Objective >> Put the lines of the data starting at the one containing "- desktop: J.A.R.V.I.S" and ending at the one containing "Give bounding boxes" into a numbered list, leaving out any blank lines.
# START OF Records for the exercise
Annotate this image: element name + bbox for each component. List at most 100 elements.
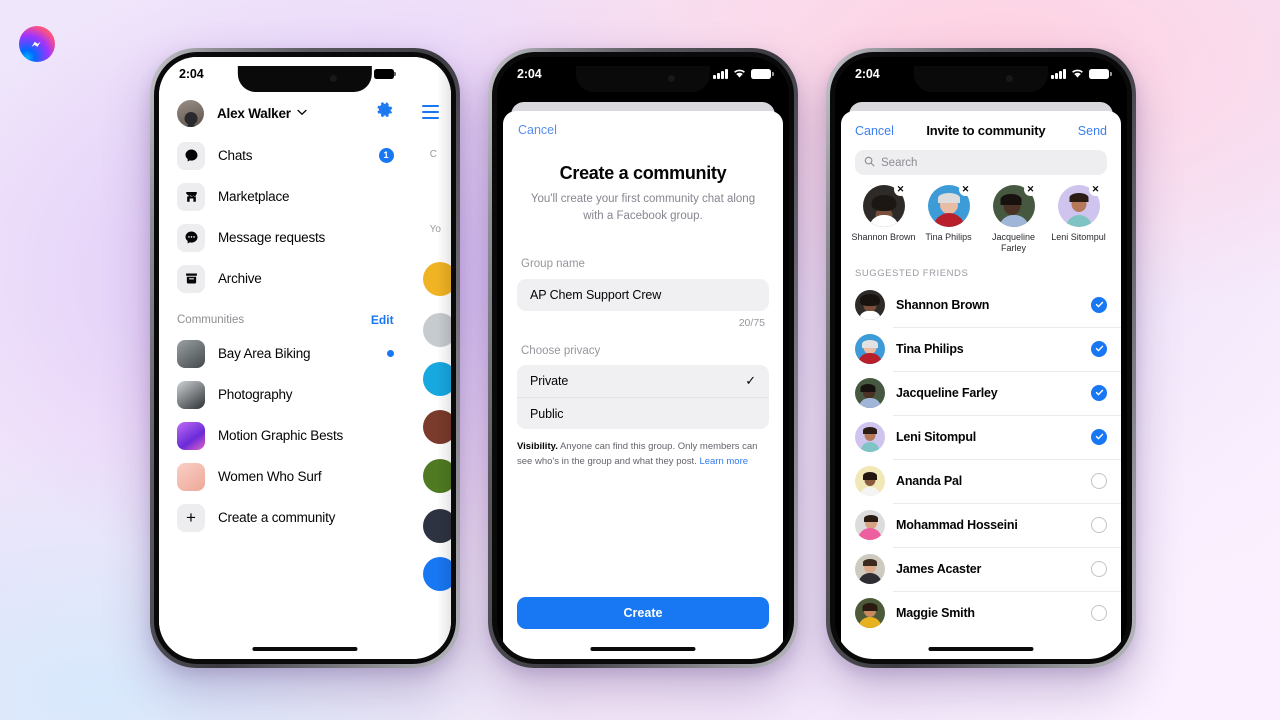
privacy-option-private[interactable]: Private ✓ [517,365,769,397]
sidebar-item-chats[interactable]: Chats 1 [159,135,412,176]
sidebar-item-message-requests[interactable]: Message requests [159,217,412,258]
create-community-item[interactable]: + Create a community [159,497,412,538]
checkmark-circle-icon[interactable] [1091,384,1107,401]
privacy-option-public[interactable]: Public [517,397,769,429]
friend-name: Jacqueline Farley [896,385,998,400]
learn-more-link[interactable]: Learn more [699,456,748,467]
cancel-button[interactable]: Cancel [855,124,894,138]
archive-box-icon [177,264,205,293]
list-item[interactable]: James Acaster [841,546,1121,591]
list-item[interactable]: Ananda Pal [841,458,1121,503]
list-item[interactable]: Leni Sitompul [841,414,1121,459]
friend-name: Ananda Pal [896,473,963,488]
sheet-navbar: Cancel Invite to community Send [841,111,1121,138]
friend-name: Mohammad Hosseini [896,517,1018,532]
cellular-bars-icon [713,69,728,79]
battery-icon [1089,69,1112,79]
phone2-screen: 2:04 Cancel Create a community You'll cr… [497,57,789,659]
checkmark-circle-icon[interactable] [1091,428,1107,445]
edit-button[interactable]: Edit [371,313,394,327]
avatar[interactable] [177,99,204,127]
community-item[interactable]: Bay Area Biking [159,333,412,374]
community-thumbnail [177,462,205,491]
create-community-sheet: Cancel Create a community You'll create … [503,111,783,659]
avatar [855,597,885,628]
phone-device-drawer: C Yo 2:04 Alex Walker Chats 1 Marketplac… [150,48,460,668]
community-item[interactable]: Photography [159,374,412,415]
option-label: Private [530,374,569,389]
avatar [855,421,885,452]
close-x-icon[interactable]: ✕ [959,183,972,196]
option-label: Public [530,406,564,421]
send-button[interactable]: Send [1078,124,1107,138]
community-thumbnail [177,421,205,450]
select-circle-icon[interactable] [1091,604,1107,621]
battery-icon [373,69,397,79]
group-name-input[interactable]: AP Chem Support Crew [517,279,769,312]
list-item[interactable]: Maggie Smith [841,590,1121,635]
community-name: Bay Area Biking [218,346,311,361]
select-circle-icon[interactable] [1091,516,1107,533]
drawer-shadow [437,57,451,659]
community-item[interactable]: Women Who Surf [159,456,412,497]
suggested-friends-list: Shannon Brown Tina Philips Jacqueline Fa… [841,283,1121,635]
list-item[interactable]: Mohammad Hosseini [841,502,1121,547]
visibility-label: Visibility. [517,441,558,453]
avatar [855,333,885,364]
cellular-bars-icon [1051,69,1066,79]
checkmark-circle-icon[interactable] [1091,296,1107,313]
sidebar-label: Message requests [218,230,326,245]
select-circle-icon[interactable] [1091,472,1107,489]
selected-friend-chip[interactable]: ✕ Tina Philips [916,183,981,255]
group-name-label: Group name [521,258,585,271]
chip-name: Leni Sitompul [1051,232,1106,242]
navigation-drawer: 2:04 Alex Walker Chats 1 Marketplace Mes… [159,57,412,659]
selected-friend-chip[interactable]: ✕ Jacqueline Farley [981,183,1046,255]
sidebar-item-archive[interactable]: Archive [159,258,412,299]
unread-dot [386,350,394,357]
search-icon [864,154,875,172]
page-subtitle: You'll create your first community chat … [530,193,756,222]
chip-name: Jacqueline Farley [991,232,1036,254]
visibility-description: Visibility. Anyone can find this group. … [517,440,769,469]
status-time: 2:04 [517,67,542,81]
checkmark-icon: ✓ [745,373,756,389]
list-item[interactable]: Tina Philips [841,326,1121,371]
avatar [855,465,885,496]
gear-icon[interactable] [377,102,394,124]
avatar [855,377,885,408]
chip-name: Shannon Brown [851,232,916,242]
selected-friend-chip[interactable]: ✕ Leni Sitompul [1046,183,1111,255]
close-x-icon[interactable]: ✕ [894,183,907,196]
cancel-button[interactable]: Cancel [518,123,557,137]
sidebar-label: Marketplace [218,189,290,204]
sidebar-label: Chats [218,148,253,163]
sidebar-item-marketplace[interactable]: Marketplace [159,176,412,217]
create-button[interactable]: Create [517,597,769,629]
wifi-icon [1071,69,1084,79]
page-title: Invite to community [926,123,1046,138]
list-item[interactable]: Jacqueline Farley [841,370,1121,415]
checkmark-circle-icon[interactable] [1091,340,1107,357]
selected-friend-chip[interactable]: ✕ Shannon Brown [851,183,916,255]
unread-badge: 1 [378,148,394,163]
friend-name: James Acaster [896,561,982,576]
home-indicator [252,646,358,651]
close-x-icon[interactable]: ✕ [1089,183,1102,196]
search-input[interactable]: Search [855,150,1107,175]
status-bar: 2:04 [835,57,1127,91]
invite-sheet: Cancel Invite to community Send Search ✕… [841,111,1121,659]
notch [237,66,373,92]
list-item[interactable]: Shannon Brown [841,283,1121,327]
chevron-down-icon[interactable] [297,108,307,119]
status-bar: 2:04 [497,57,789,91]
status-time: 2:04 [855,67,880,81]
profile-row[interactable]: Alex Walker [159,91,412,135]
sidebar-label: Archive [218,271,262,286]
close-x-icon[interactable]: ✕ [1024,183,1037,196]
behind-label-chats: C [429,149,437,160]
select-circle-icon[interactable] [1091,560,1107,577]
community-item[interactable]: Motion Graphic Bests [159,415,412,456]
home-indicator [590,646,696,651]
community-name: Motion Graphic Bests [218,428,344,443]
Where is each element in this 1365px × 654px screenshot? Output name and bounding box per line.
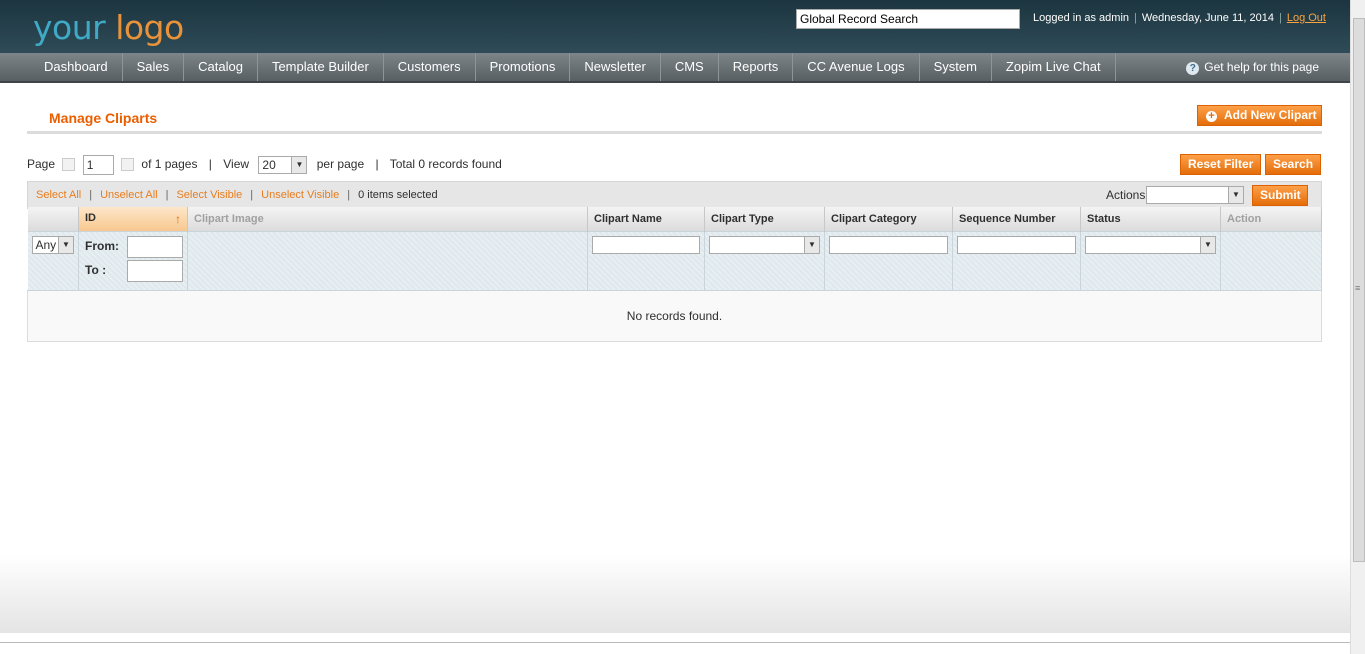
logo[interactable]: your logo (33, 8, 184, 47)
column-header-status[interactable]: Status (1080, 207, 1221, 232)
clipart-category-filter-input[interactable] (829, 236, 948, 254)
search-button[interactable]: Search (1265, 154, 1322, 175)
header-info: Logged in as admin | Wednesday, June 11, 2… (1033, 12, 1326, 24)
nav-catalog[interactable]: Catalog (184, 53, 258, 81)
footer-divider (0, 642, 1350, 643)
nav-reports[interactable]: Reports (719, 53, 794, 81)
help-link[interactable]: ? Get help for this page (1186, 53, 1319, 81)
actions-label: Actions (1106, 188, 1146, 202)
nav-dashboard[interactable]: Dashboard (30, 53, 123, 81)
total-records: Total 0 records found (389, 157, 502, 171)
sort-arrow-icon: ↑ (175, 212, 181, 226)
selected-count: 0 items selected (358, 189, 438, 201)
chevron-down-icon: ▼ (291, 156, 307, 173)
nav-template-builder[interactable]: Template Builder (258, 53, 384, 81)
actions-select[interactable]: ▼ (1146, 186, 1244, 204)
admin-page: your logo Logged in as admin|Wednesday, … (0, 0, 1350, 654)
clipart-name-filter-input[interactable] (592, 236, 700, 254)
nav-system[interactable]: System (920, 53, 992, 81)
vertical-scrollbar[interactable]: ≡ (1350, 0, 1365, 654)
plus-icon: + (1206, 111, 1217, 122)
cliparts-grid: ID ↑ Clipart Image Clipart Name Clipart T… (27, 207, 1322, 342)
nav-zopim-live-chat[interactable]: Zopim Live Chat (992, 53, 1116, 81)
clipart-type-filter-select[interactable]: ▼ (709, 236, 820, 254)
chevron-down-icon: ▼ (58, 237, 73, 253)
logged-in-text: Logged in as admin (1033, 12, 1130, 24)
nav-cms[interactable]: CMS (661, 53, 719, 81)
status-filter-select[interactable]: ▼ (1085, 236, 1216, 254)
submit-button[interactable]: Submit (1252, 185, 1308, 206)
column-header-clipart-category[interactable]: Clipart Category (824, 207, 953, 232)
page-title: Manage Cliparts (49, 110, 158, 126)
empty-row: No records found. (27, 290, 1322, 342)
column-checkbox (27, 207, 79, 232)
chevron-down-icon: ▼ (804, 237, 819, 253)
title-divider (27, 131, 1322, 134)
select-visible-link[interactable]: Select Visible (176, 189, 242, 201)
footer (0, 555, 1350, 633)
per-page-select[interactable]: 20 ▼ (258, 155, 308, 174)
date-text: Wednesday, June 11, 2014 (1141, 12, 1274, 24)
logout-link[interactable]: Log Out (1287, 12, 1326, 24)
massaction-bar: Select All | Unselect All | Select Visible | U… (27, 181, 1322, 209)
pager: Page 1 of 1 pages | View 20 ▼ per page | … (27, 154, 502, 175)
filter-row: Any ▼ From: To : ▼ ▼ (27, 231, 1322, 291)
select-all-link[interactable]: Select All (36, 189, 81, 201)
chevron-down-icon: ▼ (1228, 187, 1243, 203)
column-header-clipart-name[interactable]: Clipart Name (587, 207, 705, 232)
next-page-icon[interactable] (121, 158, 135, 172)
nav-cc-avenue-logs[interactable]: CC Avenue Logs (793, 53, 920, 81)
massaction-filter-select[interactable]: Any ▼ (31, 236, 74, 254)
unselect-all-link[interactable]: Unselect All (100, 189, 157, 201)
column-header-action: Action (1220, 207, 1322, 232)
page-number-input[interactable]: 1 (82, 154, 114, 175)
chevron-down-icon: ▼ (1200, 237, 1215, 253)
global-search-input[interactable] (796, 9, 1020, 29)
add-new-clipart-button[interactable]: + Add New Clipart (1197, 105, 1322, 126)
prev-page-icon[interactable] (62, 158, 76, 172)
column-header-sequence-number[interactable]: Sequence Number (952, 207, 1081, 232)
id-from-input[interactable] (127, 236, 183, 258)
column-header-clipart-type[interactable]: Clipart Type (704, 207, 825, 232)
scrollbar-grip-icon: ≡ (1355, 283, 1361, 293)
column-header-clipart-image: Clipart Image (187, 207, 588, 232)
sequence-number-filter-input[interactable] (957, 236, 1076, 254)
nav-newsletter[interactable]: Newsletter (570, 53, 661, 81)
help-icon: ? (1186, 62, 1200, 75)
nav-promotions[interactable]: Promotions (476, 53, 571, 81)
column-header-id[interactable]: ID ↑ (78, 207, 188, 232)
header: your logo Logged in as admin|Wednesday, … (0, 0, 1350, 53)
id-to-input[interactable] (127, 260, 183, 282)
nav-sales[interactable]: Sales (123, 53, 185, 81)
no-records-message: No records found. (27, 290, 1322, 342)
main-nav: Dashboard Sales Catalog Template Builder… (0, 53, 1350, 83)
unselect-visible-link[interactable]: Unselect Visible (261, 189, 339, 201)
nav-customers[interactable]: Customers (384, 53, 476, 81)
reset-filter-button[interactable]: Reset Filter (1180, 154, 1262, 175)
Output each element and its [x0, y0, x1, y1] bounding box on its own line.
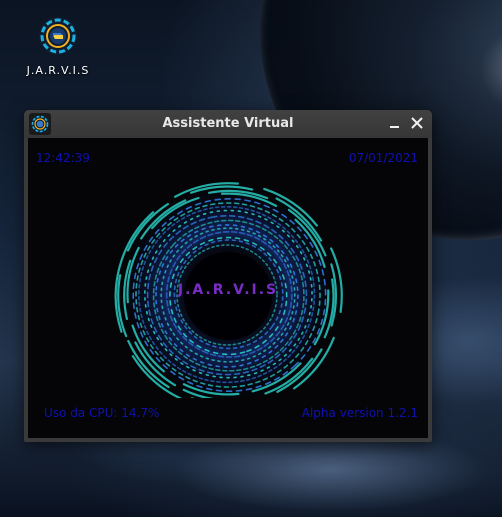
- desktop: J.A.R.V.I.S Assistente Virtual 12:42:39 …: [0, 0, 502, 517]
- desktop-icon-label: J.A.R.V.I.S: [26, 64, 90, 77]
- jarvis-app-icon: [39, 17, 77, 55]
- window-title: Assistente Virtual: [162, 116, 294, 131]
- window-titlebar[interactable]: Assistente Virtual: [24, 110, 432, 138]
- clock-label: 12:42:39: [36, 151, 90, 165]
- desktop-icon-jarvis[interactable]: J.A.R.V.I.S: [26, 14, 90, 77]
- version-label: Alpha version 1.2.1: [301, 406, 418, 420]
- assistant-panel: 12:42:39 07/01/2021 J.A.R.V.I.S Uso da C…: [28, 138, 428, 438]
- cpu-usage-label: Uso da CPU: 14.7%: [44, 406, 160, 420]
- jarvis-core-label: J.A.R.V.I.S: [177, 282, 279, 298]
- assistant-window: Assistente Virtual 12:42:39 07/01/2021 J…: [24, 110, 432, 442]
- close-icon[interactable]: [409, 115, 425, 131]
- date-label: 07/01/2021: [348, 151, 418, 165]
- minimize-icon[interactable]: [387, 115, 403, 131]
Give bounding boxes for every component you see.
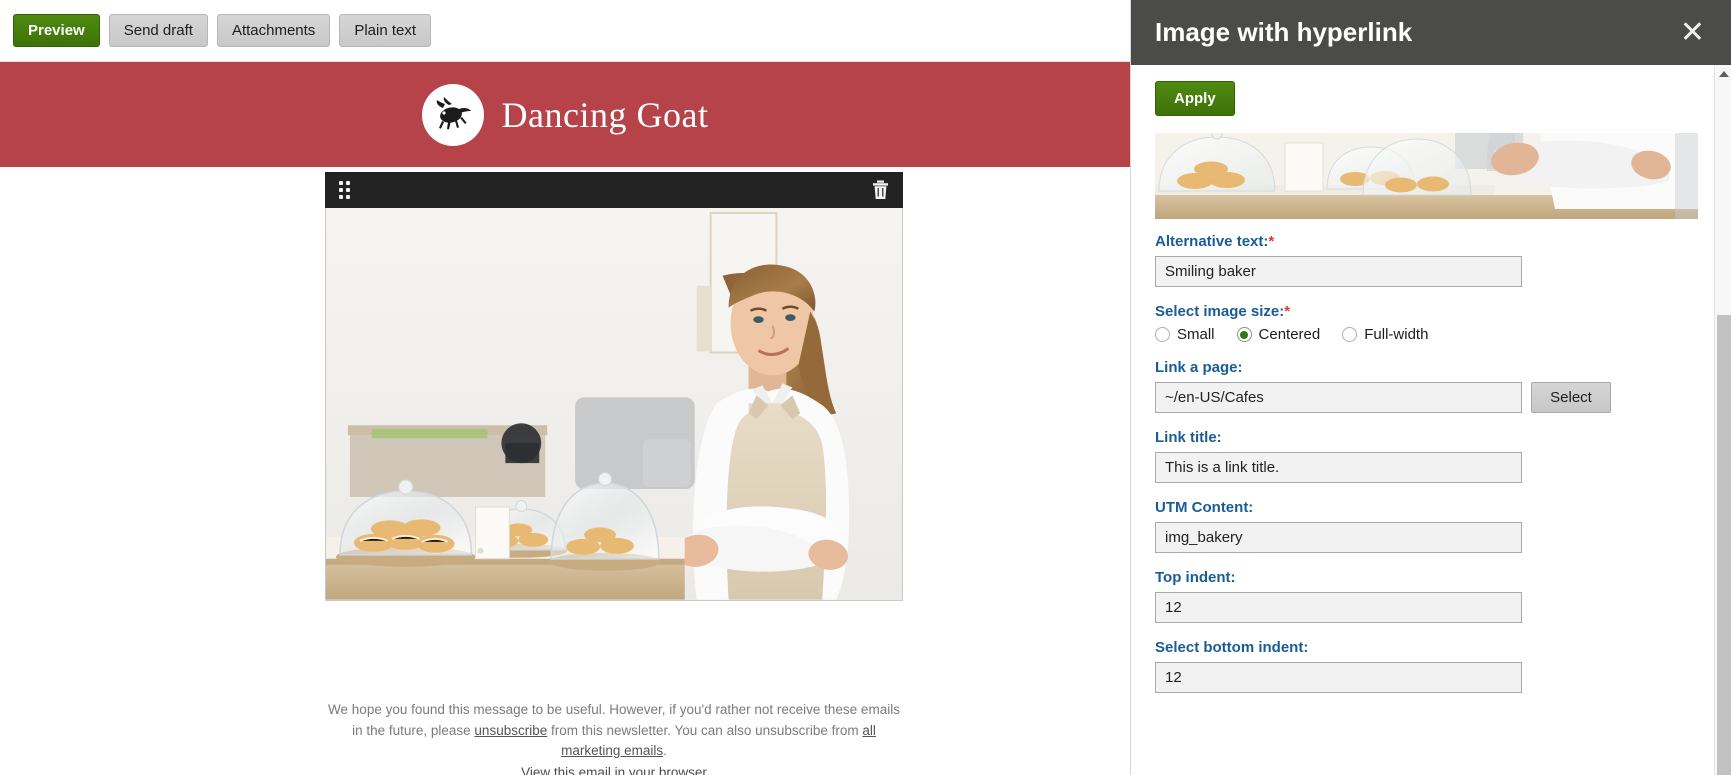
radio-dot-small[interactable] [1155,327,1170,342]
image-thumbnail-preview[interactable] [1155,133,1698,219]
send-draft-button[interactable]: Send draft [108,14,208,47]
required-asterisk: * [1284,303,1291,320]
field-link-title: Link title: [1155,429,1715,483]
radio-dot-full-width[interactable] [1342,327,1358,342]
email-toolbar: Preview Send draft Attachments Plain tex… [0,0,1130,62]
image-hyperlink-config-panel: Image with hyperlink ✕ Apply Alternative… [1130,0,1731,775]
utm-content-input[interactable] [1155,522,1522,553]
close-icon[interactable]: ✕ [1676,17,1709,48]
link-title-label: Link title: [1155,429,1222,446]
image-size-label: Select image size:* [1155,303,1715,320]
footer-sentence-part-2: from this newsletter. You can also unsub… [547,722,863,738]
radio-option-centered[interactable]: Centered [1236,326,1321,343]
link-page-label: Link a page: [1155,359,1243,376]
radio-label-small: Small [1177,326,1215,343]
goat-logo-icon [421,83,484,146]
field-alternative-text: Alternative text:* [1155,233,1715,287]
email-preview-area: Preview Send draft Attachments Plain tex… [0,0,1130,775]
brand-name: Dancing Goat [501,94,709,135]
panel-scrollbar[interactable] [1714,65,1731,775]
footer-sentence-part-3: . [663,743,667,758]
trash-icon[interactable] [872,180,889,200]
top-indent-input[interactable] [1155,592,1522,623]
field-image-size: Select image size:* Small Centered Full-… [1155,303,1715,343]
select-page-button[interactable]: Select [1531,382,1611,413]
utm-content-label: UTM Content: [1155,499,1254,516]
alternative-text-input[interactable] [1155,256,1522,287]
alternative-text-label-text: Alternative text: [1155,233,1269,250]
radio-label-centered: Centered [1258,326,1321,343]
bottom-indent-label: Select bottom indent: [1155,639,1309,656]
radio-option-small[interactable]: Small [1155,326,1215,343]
# END OF Records for the exercise
Correct answer >>
1. - desktop: J.A.R.V.I.S Assistente Virtual 12:42:39 …: [0, 0, 502, 517]
2. - desktop-icon-label: J.A.R.V.I.S: [26, 64, 90, 77]
3. - jarvis-app-icon: [39, 17, 77, 55]
4. - window-title: Assistente Virtual: [162, 116, 294, 131]
5. - window-titlebar[interactable]: Assistente Virtual: [24, 110, 432, 138]
6. - clock-label: 12:42:39: [36, 151, 90, 165]
7. - desktop-icon-jarvis[interactable]: J.A.R.V.I.S: [26, 14, 90, 77]
8. - version-label: Alpha version 1.2.1: [301, 406, 418, 420]
9. - assistant-panel: 12:42:39 07/01/2021 J.A.R.V.I.S Uso da C…: [28, 138, 428, 438]
10. - cpu-usage-label: Uso da CPU: 14.7%: [44, 406, 160, 420]
11. - jarvis-core-label: J.A.R.V.I.S: [177, 282, 279, 298]
12. - assistant-window: Assistente Virtual 12:42:39 07/01/2021 J…: [24, 110, 432, 442]
13. - close-icon[interactable]: [409, 115, 425, 131]
14. - date-label: 07/01/2021: [348, 151, 418, 165]
15. - minimize-icon[interactable]: [387, 115, 403, 131]
16. Give bounding boxes for every component you see.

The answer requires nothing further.